Monpti, um Amor de Paris / Monpti


2.5 out of 5.0 stars

Anotação em 2009: Eis aí um filme que tem coisas horrorosas e, ao mesmo tempo, é uma interessante, fascinante peça de museu.

Peguei para ver só por causa de Romy Schneider. Antes de começar a ver, fui checar: como o filme é de 1957, Romy Schneider, nascida em 1938, estava com 19 aninhos. O filme foi feito no meio da trilogia Sissi, que a tornou mundialmente famosa: o primeiro Sissi é de 1955; Sissi, a Imperatriz é de 1956; e Sissi e Seu Destino é de 1957, o mesmo ano deste Monpti.

Já é interessante o simples fato de o filme ser uma produção alemã toda passada em Paris, enaltecendo o charme de Paris, feito apenas 12 anos depois do fim da Segunda Guerra, em que a Alemanha invadiu e ocupou a França. Parece assim uma espécie de pedido de desculpas, ou, no mínimo, um aceno de paz, de boa vontade endereçado aos franceses. Comentei isso com Dona Lúcia, minha sogra, antes mesmo de começarmos a ver o filme.

■ TAREFA A:
Por favor, reproduza sem nenhuma alteração as linhas listadas, da linha com "- data-label: 18.98: [121, 172, 146, 183]" até a linha com "- data-label: 19.49: [407, 159, 432, 170]", inclusive.
O texto e as linhas não têm relação entre si.

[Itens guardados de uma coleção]
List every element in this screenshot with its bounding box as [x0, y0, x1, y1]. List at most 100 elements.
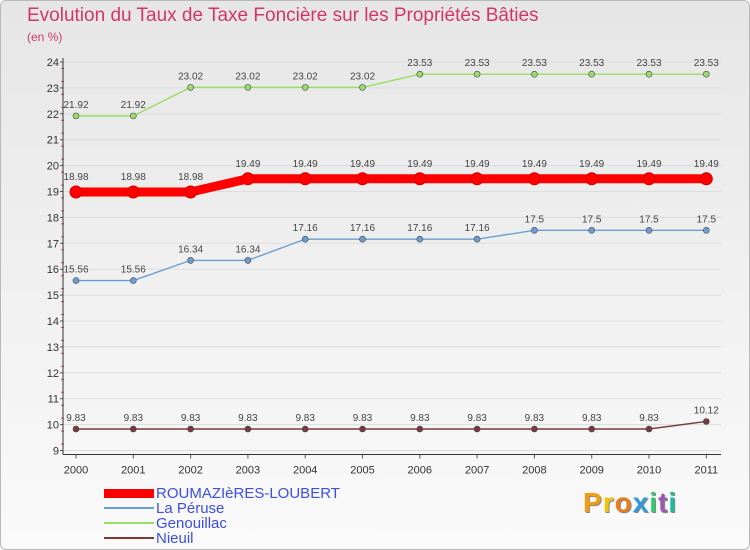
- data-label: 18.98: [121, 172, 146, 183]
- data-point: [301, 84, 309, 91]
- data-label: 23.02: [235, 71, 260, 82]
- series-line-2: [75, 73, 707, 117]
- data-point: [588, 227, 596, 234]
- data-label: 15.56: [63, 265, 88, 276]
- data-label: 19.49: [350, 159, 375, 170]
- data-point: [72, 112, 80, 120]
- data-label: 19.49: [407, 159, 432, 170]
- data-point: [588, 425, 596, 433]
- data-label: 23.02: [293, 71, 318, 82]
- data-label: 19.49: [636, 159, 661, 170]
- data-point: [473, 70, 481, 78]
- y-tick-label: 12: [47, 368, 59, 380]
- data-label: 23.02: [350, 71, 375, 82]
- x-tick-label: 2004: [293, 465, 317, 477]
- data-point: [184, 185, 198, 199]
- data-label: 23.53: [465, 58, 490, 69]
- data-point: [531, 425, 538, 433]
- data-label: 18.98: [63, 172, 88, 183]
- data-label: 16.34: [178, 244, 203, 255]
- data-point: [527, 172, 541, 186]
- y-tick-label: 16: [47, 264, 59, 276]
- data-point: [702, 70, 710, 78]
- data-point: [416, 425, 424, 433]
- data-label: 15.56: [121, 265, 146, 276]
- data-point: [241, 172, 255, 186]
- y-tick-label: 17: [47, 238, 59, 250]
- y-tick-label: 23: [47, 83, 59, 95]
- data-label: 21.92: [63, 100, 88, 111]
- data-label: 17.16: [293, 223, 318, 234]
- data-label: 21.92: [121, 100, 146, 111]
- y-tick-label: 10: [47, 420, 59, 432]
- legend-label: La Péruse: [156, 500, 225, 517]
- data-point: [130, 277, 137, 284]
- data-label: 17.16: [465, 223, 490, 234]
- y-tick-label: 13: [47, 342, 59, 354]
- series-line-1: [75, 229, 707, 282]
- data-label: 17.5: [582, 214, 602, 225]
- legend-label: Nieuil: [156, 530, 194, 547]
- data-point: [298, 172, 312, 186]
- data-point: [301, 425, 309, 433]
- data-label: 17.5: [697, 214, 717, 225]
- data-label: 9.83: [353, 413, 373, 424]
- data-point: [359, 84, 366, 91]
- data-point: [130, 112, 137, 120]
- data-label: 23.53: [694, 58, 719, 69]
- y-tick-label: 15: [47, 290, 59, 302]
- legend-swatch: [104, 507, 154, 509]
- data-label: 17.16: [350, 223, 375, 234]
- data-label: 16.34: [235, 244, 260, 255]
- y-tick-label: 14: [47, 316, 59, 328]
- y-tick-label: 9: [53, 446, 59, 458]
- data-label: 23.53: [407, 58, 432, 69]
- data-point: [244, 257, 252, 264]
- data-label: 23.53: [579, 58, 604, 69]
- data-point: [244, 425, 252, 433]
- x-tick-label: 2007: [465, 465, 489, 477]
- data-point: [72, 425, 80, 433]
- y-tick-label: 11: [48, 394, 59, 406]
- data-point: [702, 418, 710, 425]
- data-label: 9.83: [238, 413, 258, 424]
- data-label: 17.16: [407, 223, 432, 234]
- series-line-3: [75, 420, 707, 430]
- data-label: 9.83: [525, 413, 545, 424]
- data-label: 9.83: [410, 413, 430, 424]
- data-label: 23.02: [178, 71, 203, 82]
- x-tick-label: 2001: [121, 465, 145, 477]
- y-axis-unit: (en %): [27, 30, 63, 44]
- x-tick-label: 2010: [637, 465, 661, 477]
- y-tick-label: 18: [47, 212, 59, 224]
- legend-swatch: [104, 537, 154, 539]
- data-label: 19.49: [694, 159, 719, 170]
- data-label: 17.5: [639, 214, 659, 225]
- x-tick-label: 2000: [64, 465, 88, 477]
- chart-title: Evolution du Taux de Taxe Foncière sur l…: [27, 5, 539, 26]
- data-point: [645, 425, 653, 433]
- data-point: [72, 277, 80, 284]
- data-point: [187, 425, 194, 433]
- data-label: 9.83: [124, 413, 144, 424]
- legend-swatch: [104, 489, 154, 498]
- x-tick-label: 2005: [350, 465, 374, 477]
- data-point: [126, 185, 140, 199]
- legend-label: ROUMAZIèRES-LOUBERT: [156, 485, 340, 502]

■ TAREFA B:
Reescreva o trecho da crítica do filme Monpti que vai de "Monpti, um Amor" até "ano deste Monpti.", inclusive, trocando "Romy Schneider" por "Romy".

■ RESPOSTA ESCRITA A:
- data-label: 18.98: [121, 172, 146, 183]
- data-point: [301, 84, 309, 91]
- data-label: 23.02: [235, 71, 260, 82]
- series-line-2: [75, 73, 707, 117]
- data-point: [588, 227, 596, 234]
- data-label: 15.56: [63, 265, 88, 276]
- data-label: 19.49: [350, 159, 375, 170]
- data-point: [72, 112, 80, 120]
- data-label: 19.49: [407, 159, 432, 170]

■ RESPOSTA ESCRITA B:
Monpti, um Amor de Paris / Monpti


2.5 out of 5.0 stars

Anotação em 2009: Eis aí um filme que tem coisas horrorosas e, ao mesmo tempo, é uma interessante, fascinante peça de museu.

Peguei para ver só por causa de Romy. Antes de começar a ver, fui checar: como o filme é de 1957, Romy, nascida em 1938, estava com 19 aninhos. O filme foi feito no meio da trilogia Sissi, que a tornou mundialmente famosa: o primeiro Sissi é de 1955; Sissi, a Imperatriz é de 1956; e Sissi e Seu Destino é de 1957, o mesmo ano deste Monpti.